Stored records:
+ + +

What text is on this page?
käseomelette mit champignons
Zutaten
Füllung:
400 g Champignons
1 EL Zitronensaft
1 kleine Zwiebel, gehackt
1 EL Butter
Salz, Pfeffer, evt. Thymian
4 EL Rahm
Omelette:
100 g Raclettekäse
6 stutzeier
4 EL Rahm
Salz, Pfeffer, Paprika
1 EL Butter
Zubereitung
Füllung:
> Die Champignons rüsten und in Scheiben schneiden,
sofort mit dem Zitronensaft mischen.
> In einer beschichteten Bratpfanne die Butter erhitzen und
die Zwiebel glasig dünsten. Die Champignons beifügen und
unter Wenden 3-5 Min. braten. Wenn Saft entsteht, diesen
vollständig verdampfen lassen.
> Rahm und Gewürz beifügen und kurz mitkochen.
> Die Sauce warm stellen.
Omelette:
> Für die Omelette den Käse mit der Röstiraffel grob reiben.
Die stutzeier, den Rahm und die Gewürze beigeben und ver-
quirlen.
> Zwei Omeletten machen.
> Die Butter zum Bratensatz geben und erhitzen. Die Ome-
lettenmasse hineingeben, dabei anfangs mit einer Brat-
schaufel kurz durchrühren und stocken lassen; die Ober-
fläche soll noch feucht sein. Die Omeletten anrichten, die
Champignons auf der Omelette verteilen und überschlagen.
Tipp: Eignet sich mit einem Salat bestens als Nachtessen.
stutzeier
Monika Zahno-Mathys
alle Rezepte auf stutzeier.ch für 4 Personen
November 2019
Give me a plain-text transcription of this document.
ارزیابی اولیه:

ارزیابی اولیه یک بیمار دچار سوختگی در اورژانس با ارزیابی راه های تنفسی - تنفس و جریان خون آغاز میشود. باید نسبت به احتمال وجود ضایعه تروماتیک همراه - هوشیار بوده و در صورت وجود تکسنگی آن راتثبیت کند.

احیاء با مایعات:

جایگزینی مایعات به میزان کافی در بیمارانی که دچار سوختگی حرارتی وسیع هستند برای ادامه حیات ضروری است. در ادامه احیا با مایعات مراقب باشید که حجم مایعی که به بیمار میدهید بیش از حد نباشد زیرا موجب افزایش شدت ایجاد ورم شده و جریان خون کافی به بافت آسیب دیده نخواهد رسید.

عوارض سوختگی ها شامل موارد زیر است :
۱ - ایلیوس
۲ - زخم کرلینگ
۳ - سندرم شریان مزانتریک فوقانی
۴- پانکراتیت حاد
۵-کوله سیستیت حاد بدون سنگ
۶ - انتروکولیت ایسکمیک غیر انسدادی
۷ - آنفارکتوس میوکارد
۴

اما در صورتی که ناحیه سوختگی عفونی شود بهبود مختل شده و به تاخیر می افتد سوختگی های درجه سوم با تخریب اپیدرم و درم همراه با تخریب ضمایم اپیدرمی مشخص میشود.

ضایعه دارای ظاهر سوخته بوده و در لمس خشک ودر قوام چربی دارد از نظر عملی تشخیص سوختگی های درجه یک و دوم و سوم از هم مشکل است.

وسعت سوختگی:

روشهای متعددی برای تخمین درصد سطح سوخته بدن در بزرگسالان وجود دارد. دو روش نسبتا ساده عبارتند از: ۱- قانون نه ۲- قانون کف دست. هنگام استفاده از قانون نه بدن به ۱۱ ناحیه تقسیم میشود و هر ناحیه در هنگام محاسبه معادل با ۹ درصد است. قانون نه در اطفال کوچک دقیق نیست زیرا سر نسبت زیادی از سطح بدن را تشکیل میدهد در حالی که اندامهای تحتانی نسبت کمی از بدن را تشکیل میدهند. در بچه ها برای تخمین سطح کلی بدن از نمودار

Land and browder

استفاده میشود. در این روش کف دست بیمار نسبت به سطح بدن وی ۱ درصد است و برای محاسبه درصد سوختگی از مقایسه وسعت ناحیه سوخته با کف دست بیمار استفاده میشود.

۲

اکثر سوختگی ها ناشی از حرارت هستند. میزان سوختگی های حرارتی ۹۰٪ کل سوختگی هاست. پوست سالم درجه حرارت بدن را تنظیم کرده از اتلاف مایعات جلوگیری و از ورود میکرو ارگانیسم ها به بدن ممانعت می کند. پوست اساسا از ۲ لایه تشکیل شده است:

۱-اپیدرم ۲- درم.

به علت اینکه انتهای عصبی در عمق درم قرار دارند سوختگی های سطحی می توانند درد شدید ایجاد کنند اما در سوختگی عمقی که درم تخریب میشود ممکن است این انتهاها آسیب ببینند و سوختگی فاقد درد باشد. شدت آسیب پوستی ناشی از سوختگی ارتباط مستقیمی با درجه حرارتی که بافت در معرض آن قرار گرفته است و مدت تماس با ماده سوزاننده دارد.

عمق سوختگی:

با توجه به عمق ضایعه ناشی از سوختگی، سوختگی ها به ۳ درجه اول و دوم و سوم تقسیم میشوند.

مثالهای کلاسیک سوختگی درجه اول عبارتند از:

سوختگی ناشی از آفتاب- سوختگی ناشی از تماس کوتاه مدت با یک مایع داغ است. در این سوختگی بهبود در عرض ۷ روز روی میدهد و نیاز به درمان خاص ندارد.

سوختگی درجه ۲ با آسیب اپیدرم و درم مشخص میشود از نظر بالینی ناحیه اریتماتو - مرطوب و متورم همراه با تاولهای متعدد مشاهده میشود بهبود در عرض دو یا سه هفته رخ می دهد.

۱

+ + +

Written request ▸ Quote the data above in full, changing nothing.

Exercise solution ▸
What text is on this page?
käseomelette mit champignons
Zutaten
Füllung:
400 g Champignons
1 EL Zitronensaft
1 kleine Zwiebel, gehackt
1 EL Butter
Salz, Pfeffer, evt. Thymian
4 EL Rahm
Omelette:
100 g Raclettekäse
6 stutzeier
4 EL Rahm
Salz, Pfeffer, Paprika
1 EL Butter
Zubereitung
Füllung:
> Die Champignons rüsten und in Scheiben schneiden,
sofort mit dem Zitronensaft mischen.
> In einer beschichteten Bratpfanne die Butter erhitzen und
die Zwiebel glasig dünsten. Die Champignons beifügen und
unter Wenden 3-5 Min. braten. Wenn Saft entsteht, diesen
vollständig verdampfen lassen.
> Rahm und Gewürz beifügen und kurz mitkochen.
> Die Sauce warm stellen.
Omelette:
> Für die Omelette den Käse mit der Röstiraffel grob reiben.
Die stutzeier, den Rahm und die Gewürze beigeben und ver-
quirlen.
> Zwei Omeletten machen.
> Die Butter zum Bratensatz geben und erhitzen. Die Ome-
lettenmasse hineingeben, dabei anfangs mit einer Brat-
schaufel kurz durchrühren und stocken lassen; die Ober-
fläche soll noch feucht sein. Die Omeletten anrichten, die
Champignons auf der Omelette verteilen und überschlagen.
Tipp: Eignet sich mit einem Salat bestens als Nachtessen.
stutzeier
Monika Zahno-Mathys
alle Rezepte auf stutzeier.ch für 4 Personen
November 2019
Give me a plain-text transcription of this document.
ارزیابی اولیه:

ارزیابی اولیه یک بیمار دچار سوختگی در اورژانس با ارزیابی راه های تنفسی - تنفس و جریان خون آغاز میشود. باید نسبت به احتمال وجود ضایعه تروماتیک همراه - هوشیار بوده و در صورت وجود تکسنگی آن راتثبیت کند.

احیاء با مایعات:

جایگزینی مایعات به میزان کافی در بیمارانی که دچار سوختگی حرارتی وسیع هستند برای ادامه حیات ضروری است. در ادامه احیا با مایعات مراقب باشید که حجم مایعی که به بیمار میدهید بیش از حد نباشد زیرا موجب افزایش شدت ایجاد ورم شده و جریان خون کافی به بافت آسیب دیده نخواهد رسید.

عوارض سوختگی ها شامل موارد زیر است :
۱ - ایلیوس
۲ - زخم کرلینگ
۳ - سندرم شریان مزانتریک فوقانی
۴- پانکراتیت حاد
۵-کوله سیستیت حاد بدون سنگ
۶ - انتروکولیت ایسکمیک غیر انسدادی
۷ - آنفارکتوس میوکارد
۴

اما در صورتی که ناحیه سوختگی عفونی شود بهبود مختل شده و به تاخیر می افتد سوختگی های درجه سوم با تخریب اپیدرم و درم همراه با تخریب ضمایم اپیدرمی مشخص میشود.

ضایعه دارای ظاهر سوخته بوده و در لمس خشک ودر قوام چربی دارد از نظر عملی تشخیص سوختگی های درجه یک و دوم و سوم از هم مشکل است.

وسعت سوختگی:

روشهای متعددی برای تخمین درصد سطح سوخته بدن در بزرگسالان وجود دارد. دو روش نسبتا ساده عبارتند از: ۱- قانون نه ۲- قانون کف دست. هنگام استفاده از قانون نه بدن به ۱۱ ناحیه تقسیم میشود و هر ناحیه در هنگام محاسبه معادل با ۹ درصد است. قانون نه در اطفال کوچک دقیق نیست زیرا سر نسبت زیادی از سطح بدن را تشکیل میدهد در حالی که اندامهای تحتانی نسبت کمی از بدن را تشکیل میدهند. در بچه ها برای تخمین سطح کلی بدن از نمودار

Land and browder

استفاده میشود. در این روش کف دست بیمار نسبت به سطح بدن وی ۱ درصد است و برای محاسبه درصد سوختگی از مقایسه وسعت ناحیه سوخته با کف دست بیمار استفاده میشود.

۲

اکثر سوختگی ها ناشی از حرارت هستند. میزان سوختگی های حرارتی ۹۰٪ کل سوختگی هاست. پوست سالم درجه حرارت بدن را تنظیم کرده از اتلاف مایعات جلوگیری و از ورود میکرو ارگانیسم ها به بدن ممانعت می کند. پوست اساسا از ۲ لایه تشکیل شده است:

۱-اپیدرم ۲- درم.

به علت اینکه انتهای عصبی در عمق درم قرار دارند سوختگی های سطحی می توانند درد شدید ایجاد کنند اما در سوختگی عمقی که درم تخریب میشود ممکن است این انتهاها آسیب ببینند و سوختگی فاقد درد باشد. شدت آسیب پوستی ناشی از سوختگی ارتباط مستقیمی با درجه حرارتی که بافت در معرض آن قرار گرفته است و مدت تماس با ماده سوزاننده دارد.

عمق سوختگی:

با توجه به عمق ضایعه ناشی از سوختگی، سوختگی ها به ۳ درجه اول و دوم و سوم تقسیم میشوند.

مثالهای کلاسیک سوختگی درجه اول عبارتند از:

سوختگی ناشی از آفتاب- سوختگی ناشی از تماس کوتاه مدت با یک مایع داغ است. در این سوختگی بهبود در عرض ۷ روز روی میدهد و نیاز به درمان خاص ندارد.

سوختگی درجه ۲ با آسیب اپیدرم و درم مشخص میشود از نظر بالینی ناحیه اریتماتو - مرطوب و متورم همراه با تاولهای متعدد مشاهده میشود بهبود در عرض دو یا سه هفته رخ می دهد.

۱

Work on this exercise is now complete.